**STATED TASK:** Below are some records; give them all again exactly, but not the pictures.

--- --- ---

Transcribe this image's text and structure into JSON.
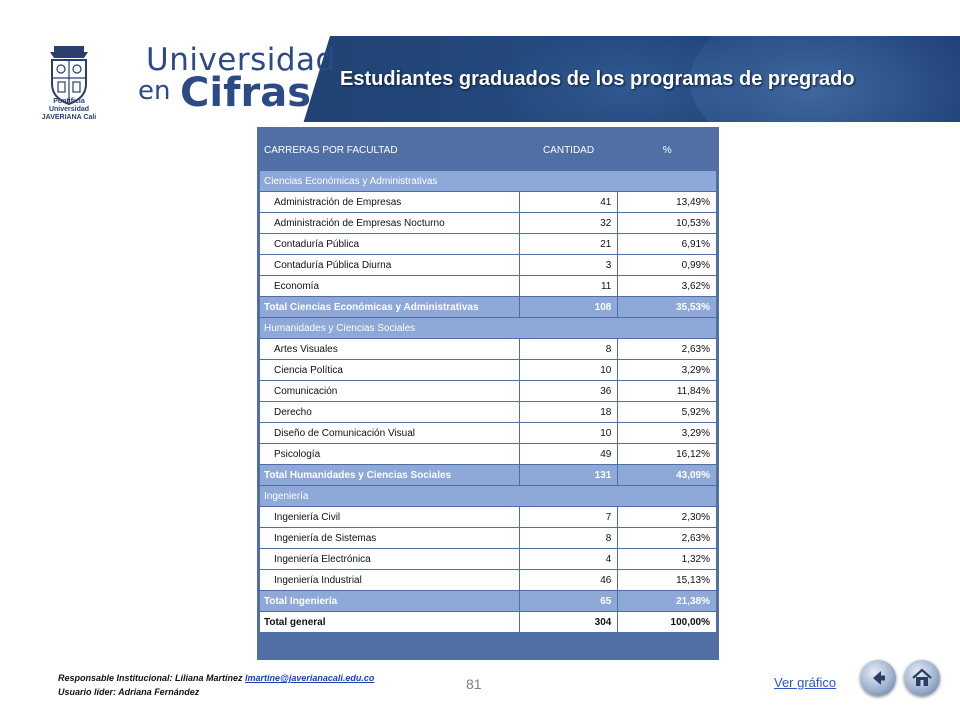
{
  "header": {
    "crest_name": "Pontificia Universidad JAVERIANA Cali",
    "brand_line1": "Universidad",
    "brand_line2": "en",
    "brand_line3": "Cifras",
    "title": "Estudiantes graduados de los programas de pregrado"
  },
  "table": {
    "headers": [
      "CARRERAS POR FACULTAD",
      "CANTIDAD",
      "%"
    ],
    "rows": [
      {
        "type": "fac",
        "name": "Ciencias Económicas y Administrativas"
      },
      {
        "type": "item",
        "name": "Administración de Empresas",
        "qty": "41",
        "pct": "13,49%"
      },
      {
        "type": "item",
        "name": "Administración de Empresas Nocturno",
        "qty": "32",
        "pct": "10,53%"
      },
      {
        "type": "item",
        "name": "Contaduría Pública",
        "qty": "21",
        "pct": "6,91%"
      },
      {
        "type": "item",
        "name": "Contaduría Pública Diurna",
        "qty": "3",
        "pct": "0,99%"
      },
      {
        "type": "item",
        "name": "Economía",
        "qty": "11",
        "pct": "3,62%"
      },
      {
        "type": "total",
        "name": "Total Ciencias Económicas y Administrativas",
        "qty": "108",
        "pct": "35,53%"
      },
      {
        "type": "fac",
        "name": "Humanidades y Ciencias Sociales"
      },
      {
        "type": "item",
        "name": "Artes Visuales",
        "qty": "8",
        "pct": "2,63%"
      },
      {
        "type": "item",
        "name": "Ciencia Política",
        "qty": "10",
        "pct": "3,29%"
      },
      {
        "type": "item",
        "name": "Comunicación",
        "qty": "36",
        "pct": "11,84%"
      },
      {
        "type": "item",
        "name": "Derecho",
        "qty": "18",
        "pct": "5,92%"
      },
      {
        "type": "item",
        "name": "Diseño de Comunicación Visual",
        "qty": "10",
        "pct": "3,29%"
      },
      {
        "type": "item",
        "name": "Psicología",
        "qty": "49",
        "pct": "16,12%"
      },
      {
        "type": "total",
        "name": "Total Humanidades y Ciencias Sociales",
        "qty": "131",
        "pct": "43,09%"
      },
      {
        "type": "fac",
        "name": "Ingeniería"
      },
      {
        "type": "item",
        "name": "Ingeniería Civil",
        "qty": "7",
        "pct": "2,30%"
      },
      {
        "type": "item",
        "name": "Ingeniería de Sistemas",
        "qty": "8",
        "pct": "2,63%"
      },
      {
        "type": "item",
        "name": "Ingeniería Electrónica",
        "qty": "4",
        "pct": "1,32%"
      },
      {
        "type": "item",
        "name": "Ingeniería Industrial",
        "qty": "46",
        "pct": "15,13%"
      },
      {
        "type": "total",
        "name": "Total Ingeniería",
        "qty": "65",
        "pct": "21,38%"
      },
      {
        "type": "grand",
        "name": "Total general",
        "qty": "304",
        "pct": "100,00%"
      }
    ]
  },
  "footer": {
    "responsible_label": "Responsable Institucional: Liliana Martínez",
    "responsible_email": "lmartine@javerianacali.edu.co",
    "user_leader": "Usuario líder: Adriana Fernández",
    "page_number": "81",
    "chart_link": "Ver gráfico",
    "back_icon": "back-arrow-icon",
    "home_icon": "home-icon"
  },
  "colors": {
    "banner": "#24497d",
    "table_header": "#4f6fa5",
    "table_band": "#8ea9d8",
    "link": "#2f55c9"
  }
}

--- --- ---

**ANSWER TO THE PROBLEM:**
Transcribe this image's text and structure into JSON.
{
  "header": {
    "crest_name": "Pontificia Universidad JAVERIANA Cali",
    "brand_line1": "Universidad",
    "brand_line2": "en",
    "brand_line3": "Cifras",
    "title": "Estudiantes graduados de los programas de pregrado"
  },
  "table": {
    "headers": [
      "CARRERAS POR FACULTAD",
      "CANTIDAD",
      "%"
    ],
    "rows": [
      {
        "type": "fac",
        "name": "Ciencias Económicas y Administrativas"
      },
      {
        "type": "item",
        "name": "Administración de Empresas",
        "qty": "41",
        "pct": "13,49%"
      },
      {
        "type": "item",
        "name": "Administración de Empresas Nocturno",
        "qty": "32",
        "pct": "10,53%"
      },
      {
        "type": "item",
        "name": "Contaduría Pública",
        "qty": "21",
        "pct": "6,91%"
      },
      {
        "type": "item",
        "name": "Contaduría Pública Diurna",
        "qty": "3",
        "pct": "0,99%"
      },
      {
        "type": "item",
        "name": "Economía",
        "qty": "11",
        "pct": "3,62%"
      },
      {
        "type": "total",
        "name": "Total Ciencias Económicas y Administrativas",
        "qty": "108",
        "pct": "35,53%"
      },
      {
        "type": "fac",
        "name": "Humanidades y Ciencias Sociales"
      },
      {
        "type": "item",
        "name": "Artes Visuales",
        "qty": "8",
        "pct": "2,63%"
      },
      {
        "type": "item",
        "name": "Ciencia Política",
        "qty": "10",
        "pct": "3,29%"
      },
      {
        "type": "item",
        "name": "Comunicación",
        "qty": "36",
        "pct": "11,84%"
      },
      {
        "type": "item",
        "name": "Derecho",
        "qty": "18",
        "pct": "5,92%"
      },
      {
        "type": "item",
        "name": "Diseño de Comunicación Visual",
        "qty": "10",
        "pct": "3,29%"
      },
      {
        "type": "item",
        "name": "Psicología",
        "qty": "49",
        "pct": "16,12%"
      },
      {
        "type": "total",
        "name": "Total Humanidades y Ciencias Sociales",
        "qty": "131",
        "pct": "43,09%"
      },
      {
        "type": "fac",
        "name": "Ingeniería"
      },
      {
        "type": "item",
        "name": "Ingeniería Civil",
        "qty": "7",
        "pct": "2,30%"
      },
      {
        "type": "item",
        "name": "Ingeniería de Sistemas",
        "qty": "8",
        "pct": "2,63%"
      },
      {
        "type": "item",
        "name": "Ingeniería Electrónica",
        "qty": "4",
        "pct": "1,32%"
      },
      {
        "type": "item",
        "name": "Ingeniería Industrial",
        "qty": "46",
        "pct": "15,13%"
      },
      {
        "type": "total",
        "name": "Total Ingeniería",
        "qty": "65",
        "pct": "21,38%"
      },
      {
        "type": "grand",
        "name": "Total general",
        "qty": "304",
        "pct": "100,00%"
      }
    ]
  },
  "footer": {
    "responsible_label": "Responsable Institucional: Liliana Martínez",
    "responsible_email": "lmartine@javerianacali.edu.co",
    "user_leader": "Usuario líder: Adriana Fernández",
    "page_number": "81",
    "chart_link": "Ver gráfico",
    "back_icon": "back-arrow-icon",
    "home_icon": "home-icon"
  },
  "colors": {
    "banner": "#24497d",
    "table_header": "#4f6fa5",
    "table_band": "#8ea9d8",
    "link": "#2f55c9"
  }
}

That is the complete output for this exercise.